TEXT |
══════
- Date: 5 December 2016
- Presenters: Luís Muñoz and Beatriz Jarrín
- Entertainment: Jesús de Manuel Tenosaya
- Venue: Teatro Barceló, Madrid, Spain
- Entrants: 17
- Placements: 6
- Winner: Noelia Freire Ciudad Real

= Miss Universe Spain 2016 =

Beauty pageant

Miss Universe Spain 2016 was the fourth edition of the Miss Universe Spain beauty contest. It was held on December 5, 2016, at the Barceló Theater in the city of Madrid. Sofía del Prado, second runner-up of Miss Spain Universe 2015 and winner of Reina Hispanoamericana 2015, crowned Noelia Freire Benito as Miss Spain Universe 2016, which will represent Spain in the Miss Universe 2016 contest.
══════
STATED PROBLEM | From the text on the Miss Universe Spain 2016 pageant, copy the passage that begins at the words "Beauty pageant" and stops after "Universe 2016 contest.". The data that follows is not required for the work here.

DATA SEGMENT |
══════
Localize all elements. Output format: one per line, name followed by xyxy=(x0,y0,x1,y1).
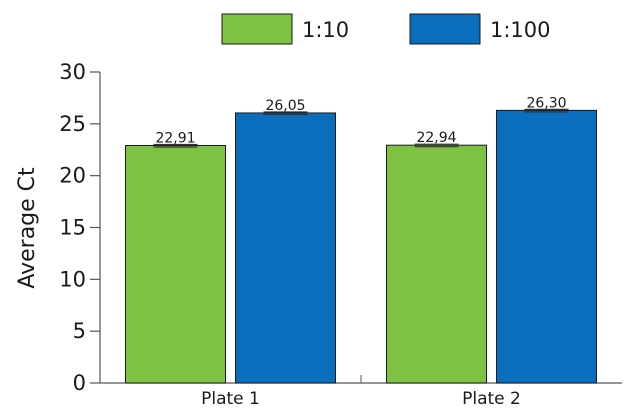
══════
FULL RESPONSE |
Beauty pageant

Miss Universe Spain 2016 was the fourth edition of the Miss Universe Spain beauty contest. It was held on December 5, 2016, at the Barceló Theater in the city of Madrid. Sofía del Prado, second runner-up of Miss Spain Universe 2015 and winner of Reina Hispanoamericana 2015, crowned Noelia Freire Benito as Miss Spain Universe 2016, which will represent Spain in the Miss Universe 2016 contest.